[begin SUPPLIED INFORMATION]

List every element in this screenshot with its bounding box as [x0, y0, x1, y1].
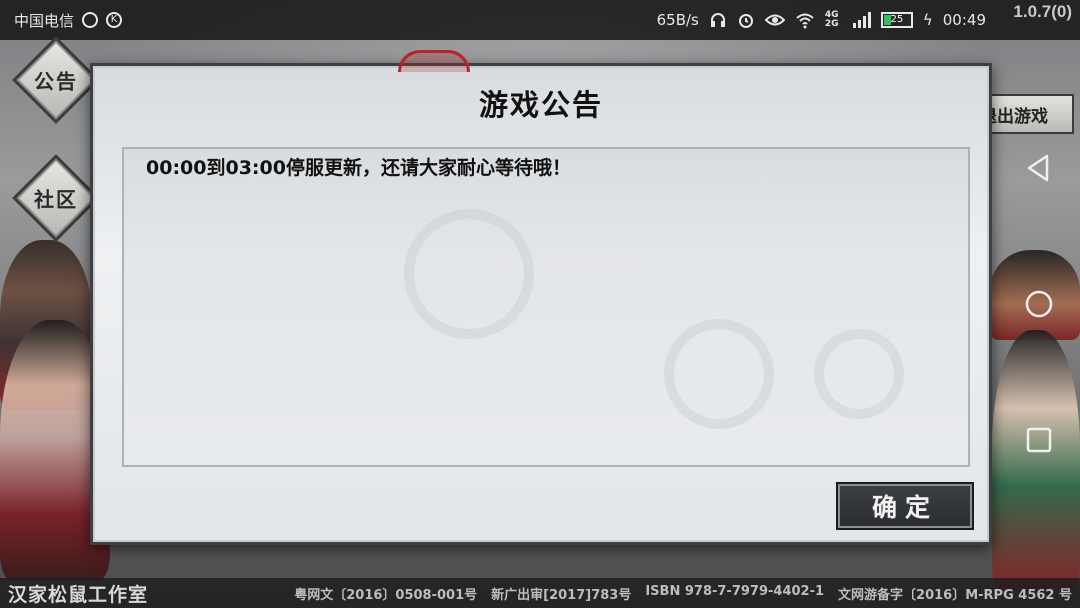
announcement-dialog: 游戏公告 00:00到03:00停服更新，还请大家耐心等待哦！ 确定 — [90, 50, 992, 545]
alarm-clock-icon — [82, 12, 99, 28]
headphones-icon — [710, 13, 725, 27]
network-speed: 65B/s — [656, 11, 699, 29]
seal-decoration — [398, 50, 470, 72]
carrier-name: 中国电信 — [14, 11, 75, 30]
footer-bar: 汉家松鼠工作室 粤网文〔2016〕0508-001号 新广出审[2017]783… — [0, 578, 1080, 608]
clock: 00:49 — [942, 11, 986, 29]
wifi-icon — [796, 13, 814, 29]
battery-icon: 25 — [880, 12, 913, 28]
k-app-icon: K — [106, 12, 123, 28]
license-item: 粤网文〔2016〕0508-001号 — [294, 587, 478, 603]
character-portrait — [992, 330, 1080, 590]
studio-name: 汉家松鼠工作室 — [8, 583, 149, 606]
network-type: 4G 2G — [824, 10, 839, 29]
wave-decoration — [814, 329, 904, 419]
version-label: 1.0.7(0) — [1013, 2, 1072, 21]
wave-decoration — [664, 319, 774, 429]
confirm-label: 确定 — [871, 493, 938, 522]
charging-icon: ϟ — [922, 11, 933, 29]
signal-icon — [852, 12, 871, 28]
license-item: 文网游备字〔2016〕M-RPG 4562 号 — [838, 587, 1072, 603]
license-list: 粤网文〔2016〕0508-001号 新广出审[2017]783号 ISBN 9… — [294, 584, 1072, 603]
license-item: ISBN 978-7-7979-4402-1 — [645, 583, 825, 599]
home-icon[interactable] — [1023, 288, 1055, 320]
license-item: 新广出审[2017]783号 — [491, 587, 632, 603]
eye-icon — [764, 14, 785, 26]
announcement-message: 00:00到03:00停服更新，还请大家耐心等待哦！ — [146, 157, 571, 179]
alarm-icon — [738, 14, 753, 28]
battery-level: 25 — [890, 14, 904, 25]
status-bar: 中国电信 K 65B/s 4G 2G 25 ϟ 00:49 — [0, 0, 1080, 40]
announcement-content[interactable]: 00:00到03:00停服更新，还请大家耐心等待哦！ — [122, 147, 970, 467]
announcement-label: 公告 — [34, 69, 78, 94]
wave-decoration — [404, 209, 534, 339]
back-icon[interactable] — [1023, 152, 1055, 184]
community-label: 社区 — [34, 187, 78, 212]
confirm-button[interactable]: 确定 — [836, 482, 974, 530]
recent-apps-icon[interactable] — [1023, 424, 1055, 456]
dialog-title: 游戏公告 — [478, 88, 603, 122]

[end SUPPLIED INFORMATION]

* _PROBLEM TO SOLVE_:
Retype the records above line for line without changing anything, and leave out the pictures.

* _ANSWER FOR THIS EXERCISE_:
List every element in this screenshot with its bounding box as [x0, y0, x1, y1].
announcement-dialog: 游戏公告 00:00到03:00停服更新，还请大家耐心等待哦！ 确定 — [90, 50, 992, 545]
alarm-clock-icon — [82, 12, 99, 28]
headphones-icon — [710, 13, 725, 27]
network-speed: 65B/s — [656, 11, 699, 29]
seal-decoration — [398, 50, 470, 72]
carrier-name: 中国电信 — [14, 11, 75, 30]
footer-bar: 汉家松鼠工作室 粤网文〔2016〕0508-001号 新广出审[2017]783… — [0, 578, 1080, 608]
clock: 00:49 — [942, 11, 986, 29]
wifi-icon — [796, 13, 814, 29]
battery-icon: 25 — [880, 12, 913, 28]
k-app-icon: K — [106, 12, 123, 28]
license-item: 粤网文〔2016〕0508-001号 — [294, 587, 478, 603]
character-portrait — [992, 330, 1080, 590]
studio-name: 汉家松鼠工作室 — [8, 583, 149, 606]
network-type: 4G 2G — [824, 10, 839, 29]
wave-decoration — [814, 329, 904, 419]
version-label: 1.0.7(0) — [1013, 2, 1072, 21]
wave-decoration — [664, 319, 774, 429]
confirm-label: 确定 — [871, 493, 938, 522]
charging-icon: ϟ — [922, 11, 933, 29]
signal-icon — [852, 12, 871, 28]
license-item: 文网游备字〔2016〕M-RPG 4562 号 — [838, 587, 1072, 603]
license-list: 粤网文〔2016〕0508-001号 新广出审[2017]783号 ISBN 9… — [294, 584, 1072, 603]
license-item: ISBN 978-7-7979-4402-1 — [645, 583, 825, 599]
home-icon[interactable] — [1023, 288, 1055, 320]
license-item: 新广出审[2017]783号 — [491, 587, 632, 603]
eye-icon — [764, 14, 785, 26]
announcement-message: 00:00到03:00停服更新，还请大家耐心等待哦！ — [146, 157, 571, 179]
alarm-icon — [738, 14, 753, 28]
battery-level: 25 — [890, 14, 904, 25]
status-bar: 中国电信 K 65B/s 4G 2G 25 ϟ 00:49 — [0, 0, 1080, 40]
announcement-content[interactable]: 00:00到03:00停服更新，还请大家耐心等待哦！ — [122, 147, 970, 467]
announcement-label: 公告 — [34, 69, 78, 94]
wave-decoration — [404, 209, 534, 339]
back-icon[interactable] — [1023, 152, 1055, 184]
community-label: 社区 — [34, 187, 78, 212]
confirm-button[interactable]: 确定 — [836, 482, 974, 530]
recent-apps-icon[interactable] — [1023, 424, 1055, 456]
dialog-title: 游戏公告 — [478, 88, 603, 122]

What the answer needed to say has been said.